- About this exercise -
Using the wonton passage, answer the following:
(a) How many tables does the restaurant have for eat-in orders?
(b) How many wontons arrived on the paper plate?
(c) What did the filling seem to contain?

Many call them dumplings but Tara informed me right away that they are correctly called wontons. The restaurant is so small that, despite the four tables available for eat-in orders, it's as if you're eating in their kitchen. Separated by just a small half-wall, the kitchen is manned by one man. We placed our order, perched at our well-worn laminate table, and I tracked the chefs every move.

 

The wontons came out five minutes later, a dozen of them on a sturdy paper plate. Swimming in a pool of fiery oil dotted with pickled onions and topped with dark brown roasted bits and fresh green onions. I knew it would be wise to wait. "They're too hot," I said to Tara. Neither of us patient enough to wait.

 

Slowly I broke apart my cheap-wooden chopsticks and pinched up my first wonton. Oil dripped down on the table and I gently bit in, taking half a bite and quickly moving the other half back to the plate. The filling tasted basic, ground pork, onions, perhaps some salt and pepper. Where the magic lie was in the different layers of sauce. This was where the wontons stepped out ahead of the others. "What's the dark brown on top," I asked Tara. She shrugged her shoulders. We took guesses: roasted chilis, dried then roasted chilis, the remnants from the bottom of a pan of meat mixed with chilis. The taste was smoky and sweet, not too spicy, with an incredible flavor that bounced off the boiled wonton wrapper and mellow meat turning each bite into a wonderful blend of umami

 

The next ten-minutes passed in a blur. We chatted about life as we slid the paper plate back and forth. I ate one. Tara ate one. I ate one. Tara ate one. Until they were all gone and I was sad. I gave my mouth one last wipe with my tiny napkin and pushed away from the table. "So good," I said rubbing my belly, "Where to now?"

- Extracted records -
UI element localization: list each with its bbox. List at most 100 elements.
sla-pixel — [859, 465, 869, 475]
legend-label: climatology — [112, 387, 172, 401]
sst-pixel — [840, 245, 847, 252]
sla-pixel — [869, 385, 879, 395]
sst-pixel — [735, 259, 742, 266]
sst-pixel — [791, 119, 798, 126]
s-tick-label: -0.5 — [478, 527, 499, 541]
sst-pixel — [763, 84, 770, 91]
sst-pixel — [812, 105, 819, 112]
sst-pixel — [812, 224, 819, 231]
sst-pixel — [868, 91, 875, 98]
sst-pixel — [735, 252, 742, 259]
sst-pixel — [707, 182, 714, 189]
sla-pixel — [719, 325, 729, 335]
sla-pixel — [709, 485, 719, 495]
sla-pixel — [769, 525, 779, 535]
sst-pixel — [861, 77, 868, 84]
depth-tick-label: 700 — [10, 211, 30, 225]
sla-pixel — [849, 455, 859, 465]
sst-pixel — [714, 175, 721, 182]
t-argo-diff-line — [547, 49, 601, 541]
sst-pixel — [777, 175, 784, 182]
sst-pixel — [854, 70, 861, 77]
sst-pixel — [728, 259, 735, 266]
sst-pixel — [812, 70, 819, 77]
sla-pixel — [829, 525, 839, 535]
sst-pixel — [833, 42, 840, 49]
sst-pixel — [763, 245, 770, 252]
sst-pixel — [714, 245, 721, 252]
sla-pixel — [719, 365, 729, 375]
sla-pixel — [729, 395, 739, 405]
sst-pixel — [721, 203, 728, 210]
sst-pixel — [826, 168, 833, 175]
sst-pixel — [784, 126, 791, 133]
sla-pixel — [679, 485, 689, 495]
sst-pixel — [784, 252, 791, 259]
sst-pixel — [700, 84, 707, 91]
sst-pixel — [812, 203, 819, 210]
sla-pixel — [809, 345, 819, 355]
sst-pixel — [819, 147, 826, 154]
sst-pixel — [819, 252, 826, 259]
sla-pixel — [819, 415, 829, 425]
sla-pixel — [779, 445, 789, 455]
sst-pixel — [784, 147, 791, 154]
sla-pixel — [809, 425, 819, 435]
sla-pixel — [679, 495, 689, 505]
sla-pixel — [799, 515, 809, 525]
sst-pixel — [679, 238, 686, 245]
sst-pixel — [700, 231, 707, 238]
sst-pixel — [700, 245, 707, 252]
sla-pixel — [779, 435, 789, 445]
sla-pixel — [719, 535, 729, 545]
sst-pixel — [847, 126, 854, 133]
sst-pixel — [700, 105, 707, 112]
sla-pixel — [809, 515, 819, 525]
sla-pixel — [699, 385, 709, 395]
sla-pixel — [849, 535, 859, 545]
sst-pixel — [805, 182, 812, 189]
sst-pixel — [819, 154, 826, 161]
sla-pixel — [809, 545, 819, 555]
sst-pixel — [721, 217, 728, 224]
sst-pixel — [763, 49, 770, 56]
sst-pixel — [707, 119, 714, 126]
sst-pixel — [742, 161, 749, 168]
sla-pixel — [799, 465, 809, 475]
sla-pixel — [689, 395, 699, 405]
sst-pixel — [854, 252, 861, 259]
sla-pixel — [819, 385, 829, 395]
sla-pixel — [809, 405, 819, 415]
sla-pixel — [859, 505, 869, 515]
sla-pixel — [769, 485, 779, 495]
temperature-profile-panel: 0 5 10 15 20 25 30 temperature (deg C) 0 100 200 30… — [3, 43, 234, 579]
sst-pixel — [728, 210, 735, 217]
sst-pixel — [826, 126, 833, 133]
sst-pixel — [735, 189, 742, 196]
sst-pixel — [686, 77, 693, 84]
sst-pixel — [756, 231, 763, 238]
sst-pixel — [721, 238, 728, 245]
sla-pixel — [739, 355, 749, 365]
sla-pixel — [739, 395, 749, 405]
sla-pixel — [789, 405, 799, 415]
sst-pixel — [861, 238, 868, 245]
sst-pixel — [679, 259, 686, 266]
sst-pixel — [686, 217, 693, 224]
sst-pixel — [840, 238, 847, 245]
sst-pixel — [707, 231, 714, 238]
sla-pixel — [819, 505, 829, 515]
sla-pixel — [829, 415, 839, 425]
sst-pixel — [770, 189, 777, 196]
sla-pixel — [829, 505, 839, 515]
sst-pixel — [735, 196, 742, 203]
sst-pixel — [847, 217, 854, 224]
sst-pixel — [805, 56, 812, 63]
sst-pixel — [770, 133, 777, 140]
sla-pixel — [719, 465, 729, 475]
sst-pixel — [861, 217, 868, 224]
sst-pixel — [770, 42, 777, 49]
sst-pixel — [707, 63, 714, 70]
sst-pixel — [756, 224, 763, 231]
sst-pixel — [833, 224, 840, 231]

- Reply -
(a) Four.
(b) A dozen.
(c) Ground pork, onions, and perhaps some salt and pepper.